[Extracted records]

◆ ◆ ◆ ◆

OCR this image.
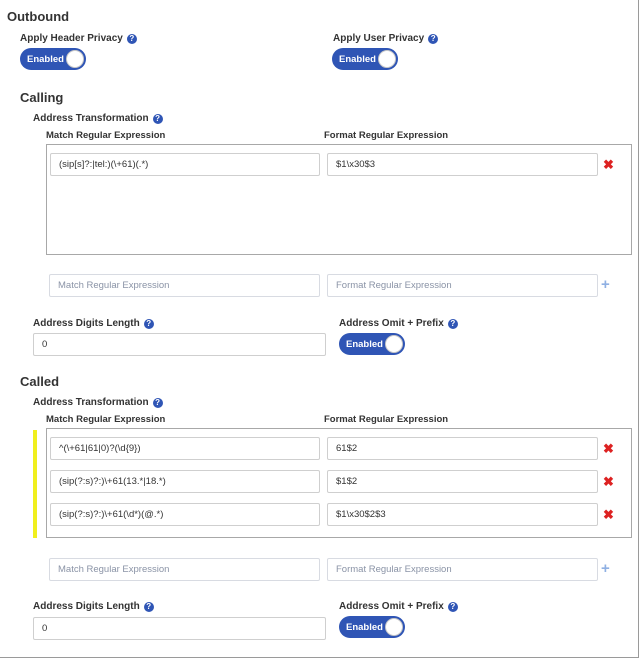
Outbound
Apply Header Privacy ?
Enabled
Apply User Privacy ?
Enabled
Calling
Address Transformation ?
Match Regular Expression	Format Regular Expression
(sip[s]?:|tel:)(\+61)(.*)	$1\x30$3	✖
Match Regular Expression	Format Regular Expression	+
Address Digits Length ?
0
Address Omit + Prefix ?
Enabled
Called
Address Transformation ?
Match Regular Expression	Format Regular Expression
^(\+61|61|0)?(\d{9})	61$2	✖
(sip(?:s)?:)\+61(13.*|18.*)	$1$2	✖
(sip(?:s)?:)\+61(\d*)(@.*)	$1\x30$2$3	✖
Match Regular Expression	Format Regular Expression	+
Address Digits Length ?
0
Address Omit + Prefix ?
Enabled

◆ ◆ ◆ ◆

Working from the material above, transcribe it exactly while omitting pictures.

Exercise solution:
OCR this image.
Outbound
Apply Header Privacy ?
Enabled
Apply User Privacy ?
Enabled
Calling
Address Transformation ?
Match Regular Expression	Format Regular Expression
(sip[s]?:|tel:)(\+61)(.*)	$1\x30$3	✖
Match Regular Expression	Format Regular Expression	+
Address Digits Length ?
0
Address Omit + Prefix ?
Enabled
Called
Address Transformation ?
Match Regular Expression	Format Regular Expression
^(\+61|61|0)?(\d{9})	61$2	✖
(sip(?:s)?:)\+61(13.*|18.*)	$1$2	✖
(sip(?:s)?:)\+61(\d*)(@.*)	$1\x30$2$3	✖
Match Regular Expression	Format Regular Expression	+
Address Digits Length ?
0
Address Omit + Prefix ?
Enabled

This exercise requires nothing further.